The listing below must be repeated word for word, with its images excluded.

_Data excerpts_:
※ ※ ※

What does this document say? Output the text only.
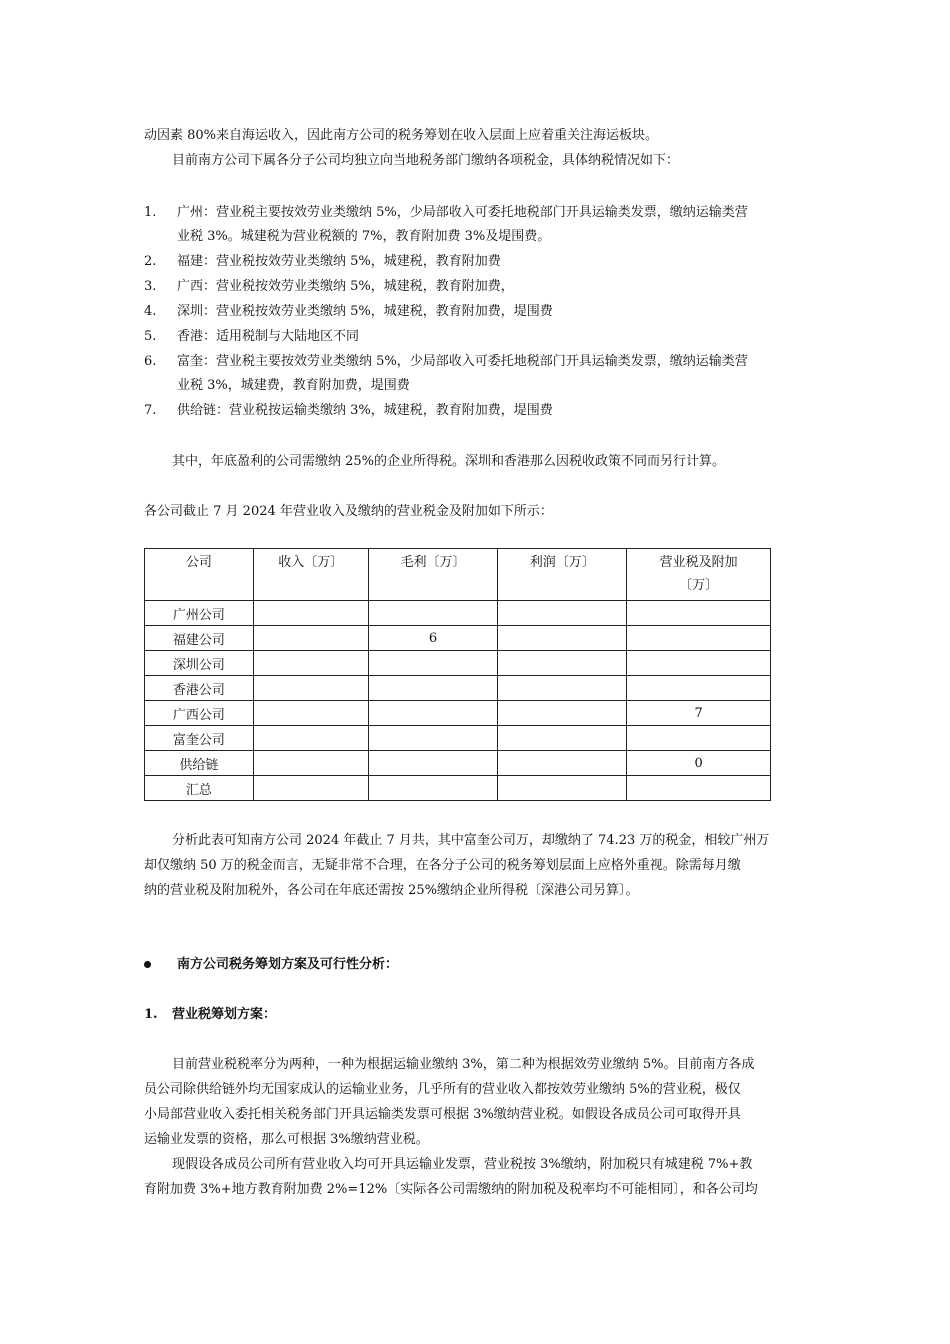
动因素 80%来自海运收入，因此南方公司的税务筹划在收入层面上应着重关注海运板块。
目前南方公司下属各分子公司均独立向当地税务部门缴纳各项税金，具体纳税情况如下：
1. 广州：营业税主要按效劳业类缴纳 5%，少局部收入可委托地税部门开具运输类发票，缴纳运输类营
业税 3%。城建税为营业税额的 7%，教育附加费 3%及堤围费。
2. 福建：营业税按效劳业类缴纳 5%，城建税，教育附加费
3. 广西：营业税按效劳业类缴纳 5%，城建税，教育附加费，
4. 深圳：营业税按效劳业类缴纳 5%，城建税，教育附加费，堤围费
5. 香港：适用税制与大陆地区不同
6. 富奎：营业税主要按效劳业类缴纳 5%，少局部收入可委托地税部门开具运输类发票，缴纳运输类营
业税 3%，城建费，教育附加费，堤围费
7. 供给链：营业税按运输类缴纳 3%，城建税，教育附加费，堤围费
其中，年底盈利的公司需缴纳 25%的企业所得税。深圳和香港那么因税收政策不同而另行计算。
各公司截止 7 月 2024 年营业收入及缴纳的营业税金及附加如下所示：
公司	收入〔万〕	毛利〔万〕	利润〔万〕	营业税及附加
〔万〕
广州公司				
福建公司		6		
深圳公司				
香港公司				
广西公司				7
富奎公司				
供给链				0
汇总				
分析此表可知南方公司 2024 年截止 7 月共，其中富奎公司万，却缴纳了 74.23 万的税金，相较广州万
却仅缴纳 50 万的税金而言，无疑非常不合理，在各分子公司的税务筹划层面上应格外重视。除需每月缴
纳的营业税及附加税外，各公司在年底还需按 25%缴纳企业所得税〔深港公司另算〕。
南方公司税务筹划方案及可行性分析：
1. 营业税筹划方案：
目前营业税税率分为两种，一种为根据运输业缴纳 3%，第二种为根据效劳业缴纳 5%。目前南方各成
员公司除供给链外均无国家成认的运输业业务，几乎所有的营业收入都按效劳业缴纳 5%的营业税，极仅
小局部营业收入委托相关税务部门开具运输类发票可根据 3%缴纳营业税。如假设各成员公司可取得开具
运输业发票的资格，那么可根据 3%缴纳营业税。
现假设各成员公司所有营业收入均可开具运输业发票，营业税按 3%缴纳，附加税只有城建税 7%+教
育附加费 3%+地方教育附加费 2%=12%〔实际各公司需缴纳的附加税及税率均不可能相同〕，和各公司均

※ ※ ※

_Problem solution_:
What does this document say? Output the text only.
动因素 80%来自海运收入，因此南方公司的税务筹划在收入层面上应着重关注海运板块。
目前南方公司下属各分子公司均独立向当地税务部门缴纳各项税金，具体纳税情况如下：
1. 广州：营业税主要按效劳业类缴纳 5%，少局部收入可委托地税部门开具运输类发票，缴纳运输类营
业税 3%。城建税为营业税额的 7%，教育附加费 3%及堤围费。
2. 福建：营业税按效劳业类缴纳 5%，城建税，教育附加费
3. 广西：营业税按效劳业类缴纳 5%，城建税，教育附加费，
4. 深圳：营业税按效劳业类缴纳 5%，城建税，教育附加费，堤围费
5. 香港：适用税制与大陆地区不同
6. 富奎：营业税主要按效劳业类缴纳 5%，少局部收入可委托地税部门开具运输类发票，缴纳运输类营
业税 3%，城建费，教育附加费，堤围费
7. 供给链：营业税按运输类缴纳 3%，城建税，教育附加费，堤围费
其中，年底盈利的公司需缴纳 25%的企业所得税。深圳和香港那么因税收政策不同而另行计算。
各公司截止 7 月 2024 年营业收入及缴纳的营业税金及附加如下所示：
公司	收入〔万〕	毛利〔万〕	利润〔万〕	营业税及附加
〔万〕
广州公司				
福建公司		6		
深圳公司				
香港公司				
广西公司				7
富奎公司				
供给链				0
汇总				
分析此表可知南方公司 2024 年截止 7 月共，其中富奎公司万，却缴纳了 74.23 万的税金，相较广州万
却仅缴纳 50 万的税金而言，无疑非常不合理，在各分子公司的税务筹划层面上应格外重视。除需每月缴
纳的营业税及附加税外，各公司在年底还需按 25%缴纳企业所得税〔深港公司另算〕。
南方公司税务筹划方案及可行性分析：
1. 营业税筹划方案：
目前营业税税率分为两种，一种为根据运输业缴纳 3%，第二种为根据效劳业缴纳 5%。目前南方各成
员公司除供给链外均无国家成认的运输业业务，几乎所有的营业收入都按效劳业缴纳 5%的营业税，极仅
小局部营业收入委托相关税务部门开具运输类发票可根据 3%缴纳营业税。如假设各成员公司可取得开具
运输业发票的资格，那么可根据 3%缴纳营业税。
现假设各成员公司所有营业收入均可开具运输业发票，营业税按 3%缴纳，附加税只有城建税 7%+教
育附加费 3%+地方教育附加费 2%=12%〔实际各公司需缴纳的附加税及税率均不可能相同〕，和各公司均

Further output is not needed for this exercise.